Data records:
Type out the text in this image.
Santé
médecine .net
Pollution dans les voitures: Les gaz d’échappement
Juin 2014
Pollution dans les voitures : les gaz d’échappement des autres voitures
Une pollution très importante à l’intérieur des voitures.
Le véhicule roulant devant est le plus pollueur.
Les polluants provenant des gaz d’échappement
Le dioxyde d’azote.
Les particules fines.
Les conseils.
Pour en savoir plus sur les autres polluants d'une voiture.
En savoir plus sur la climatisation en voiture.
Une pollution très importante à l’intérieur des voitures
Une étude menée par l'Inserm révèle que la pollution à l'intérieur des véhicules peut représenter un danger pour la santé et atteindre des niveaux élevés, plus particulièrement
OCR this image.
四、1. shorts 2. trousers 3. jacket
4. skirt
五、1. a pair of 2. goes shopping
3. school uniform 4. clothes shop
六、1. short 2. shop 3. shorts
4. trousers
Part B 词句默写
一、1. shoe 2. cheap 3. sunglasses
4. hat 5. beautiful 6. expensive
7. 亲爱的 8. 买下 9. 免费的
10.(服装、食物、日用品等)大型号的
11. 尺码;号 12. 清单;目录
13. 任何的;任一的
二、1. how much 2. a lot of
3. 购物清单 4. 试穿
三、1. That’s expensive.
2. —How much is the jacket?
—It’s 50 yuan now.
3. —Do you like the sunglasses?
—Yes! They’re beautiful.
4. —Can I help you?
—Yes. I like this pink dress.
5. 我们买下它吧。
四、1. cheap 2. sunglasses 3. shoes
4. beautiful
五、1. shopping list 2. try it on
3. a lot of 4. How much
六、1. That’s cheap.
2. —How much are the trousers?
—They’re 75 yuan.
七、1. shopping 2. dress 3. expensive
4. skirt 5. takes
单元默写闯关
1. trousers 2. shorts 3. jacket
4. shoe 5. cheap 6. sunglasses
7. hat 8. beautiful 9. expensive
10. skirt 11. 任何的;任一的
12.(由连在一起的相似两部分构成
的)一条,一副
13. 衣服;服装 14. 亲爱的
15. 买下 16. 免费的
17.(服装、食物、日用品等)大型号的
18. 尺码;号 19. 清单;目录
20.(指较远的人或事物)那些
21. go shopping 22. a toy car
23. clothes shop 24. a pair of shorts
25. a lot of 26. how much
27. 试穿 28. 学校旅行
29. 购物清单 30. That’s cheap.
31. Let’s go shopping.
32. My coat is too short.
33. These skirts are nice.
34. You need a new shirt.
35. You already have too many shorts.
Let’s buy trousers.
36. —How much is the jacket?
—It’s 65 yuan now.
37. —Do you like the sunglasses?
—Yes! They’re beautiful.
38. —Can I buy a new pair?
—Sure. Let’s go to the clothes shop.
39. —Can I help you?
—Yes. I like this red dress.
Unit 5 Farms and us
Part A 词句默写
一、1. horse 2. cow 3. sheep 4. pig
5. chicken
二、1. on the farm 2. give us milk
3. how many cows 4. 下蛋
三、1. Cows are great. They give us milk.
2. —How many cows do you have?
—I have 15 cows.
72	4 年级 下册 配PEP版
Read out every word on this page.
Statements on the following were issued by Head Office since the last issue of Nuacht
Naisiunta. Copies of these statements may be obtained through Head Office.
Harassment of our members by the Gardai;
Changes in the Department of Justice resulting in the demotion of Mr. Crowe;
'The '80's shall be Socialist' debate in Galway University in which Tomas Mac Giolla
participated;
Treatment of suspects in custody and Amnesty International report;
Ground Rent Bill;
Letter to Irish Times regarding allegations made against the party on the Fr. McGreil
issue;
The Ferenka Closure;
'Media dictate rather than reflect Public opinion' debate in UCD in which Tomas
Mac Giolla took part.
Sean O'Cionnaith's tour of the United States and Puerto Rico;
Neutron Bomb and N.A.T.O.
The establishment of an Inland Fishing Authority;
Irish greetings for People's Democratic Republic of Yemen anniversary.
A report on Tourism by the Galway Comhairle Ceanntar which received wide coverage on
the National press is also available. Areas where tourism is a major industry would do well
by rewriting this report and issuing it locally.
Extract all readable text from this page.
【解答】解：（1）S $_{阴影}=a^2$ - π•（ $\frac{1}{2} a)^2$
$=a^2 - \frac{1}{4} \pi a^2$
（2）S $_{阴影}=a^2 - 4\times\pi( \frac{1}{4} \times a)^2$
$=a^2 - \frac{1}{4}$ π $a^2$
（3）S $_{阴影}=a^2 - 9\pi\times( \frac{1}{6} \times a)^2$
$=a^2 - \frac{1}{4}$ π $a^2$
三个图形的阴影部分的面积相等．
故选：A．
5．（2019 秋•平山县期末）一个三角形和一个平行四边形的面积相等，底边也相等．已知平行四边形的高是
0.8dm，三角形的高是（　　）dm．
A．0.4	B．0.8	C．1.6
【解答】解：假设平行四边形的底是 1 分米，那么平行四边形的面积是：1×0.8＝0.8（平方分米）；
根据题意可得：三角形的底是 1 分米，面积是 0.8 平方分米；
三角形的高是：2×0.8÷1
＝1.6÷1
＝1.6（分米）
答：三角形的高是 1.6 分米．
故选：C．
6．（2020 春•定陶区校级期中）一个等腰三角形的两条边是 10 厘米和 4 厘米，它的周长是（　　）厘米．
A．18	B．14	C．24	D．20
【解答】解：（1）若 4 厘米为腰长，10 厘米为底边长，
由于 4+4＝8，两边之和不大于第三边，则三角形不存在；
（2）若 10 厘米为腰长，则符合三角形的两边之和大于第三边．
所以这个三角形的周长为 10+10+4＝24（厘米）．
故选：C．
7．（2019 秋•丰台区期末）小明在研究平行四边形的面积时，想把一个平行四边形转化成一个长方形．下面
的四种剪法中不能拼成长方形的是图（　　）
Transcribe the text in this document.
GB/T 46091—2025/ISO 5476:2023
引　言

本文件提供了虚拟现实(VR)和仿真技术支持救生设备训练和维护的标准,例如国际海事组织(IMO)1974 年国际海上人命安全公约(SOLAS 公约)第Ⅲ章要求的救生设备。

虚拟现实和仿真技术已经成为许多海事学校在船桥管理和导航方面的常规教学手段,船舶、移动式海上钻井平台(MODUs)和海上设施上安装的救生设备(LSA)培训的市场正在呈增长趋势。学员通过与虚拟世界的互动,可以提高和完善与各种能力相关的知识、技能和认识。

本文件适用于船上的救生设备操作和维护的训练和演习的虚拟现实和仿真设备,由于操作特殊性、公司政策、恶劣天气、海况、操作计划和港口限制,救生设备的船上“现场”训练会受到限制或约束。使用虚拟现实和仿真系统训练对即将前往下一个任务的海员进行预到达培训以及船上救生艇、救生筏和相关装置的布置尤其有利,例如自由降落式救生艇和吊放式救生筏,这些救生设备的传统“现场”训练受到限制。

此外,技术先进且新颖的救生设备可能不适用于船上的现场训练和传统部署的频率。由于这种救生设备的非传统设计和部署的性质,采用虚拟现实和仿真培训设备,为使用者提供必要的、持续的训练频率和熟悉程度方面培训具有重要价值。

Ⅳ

*JOB*. Repeat exactly the lines from the one containing "Transcribe the text in this document." through the last line of the records above, both included, and nothing else.

*OUTPUT FOR THIS EXERCISE*.
Transcribe the text in this document.
GB/T 46091—2025/ISO 5476:2023
引　言

本文件提供了虚拟现实(VR)和仿真技术支持救生设备训练和维护的标准,例如国际海事组织(IMO)1974 年国际海上人命安全公约(SOLAS 公约)第Ⅲ章要求的救生设备。

虚拟现实和仿真技术已经成为许多海事学校在船桥管理和导航方面的常规教学手段,船舶、移动式海上钻井平台(MODUs)和海上设施上安装的救生设备(LSA)培训的市场正在呈增长趋势。学员通过与虚拟世界的互动,可以提高和完善与各种能力相关的知识、技能和认识。

本文件适用于船上的救生设备操作和维护的训练和演习的虚拟现实和仿真设备,由于操作特殊性、公司政策、恶劣天气、海况、操作计划和港口限制,救生设备的船上“现场”训练会受到限制或约束。使用虚拟现实和仿真系统训练对即将前往下一个任务的海员进行预到达培训以及船上救生艇、救生筏和相关装置的布置尤其有利,例如自由降落式救生艇和吊放式救生筏,这些救生设备的传统“现场”训练受到限制。

此外,技术先进且新颖的救生设备可能不适用于船上的现场训练和传统部署的频率。由于这种救生设备的非传统设计和部署的性质,采用虚拟现实和仿真培训设备,为使用者提供必要的、持续的训练频率和熟悉程度方面培训具有重要价值。

Ⅳ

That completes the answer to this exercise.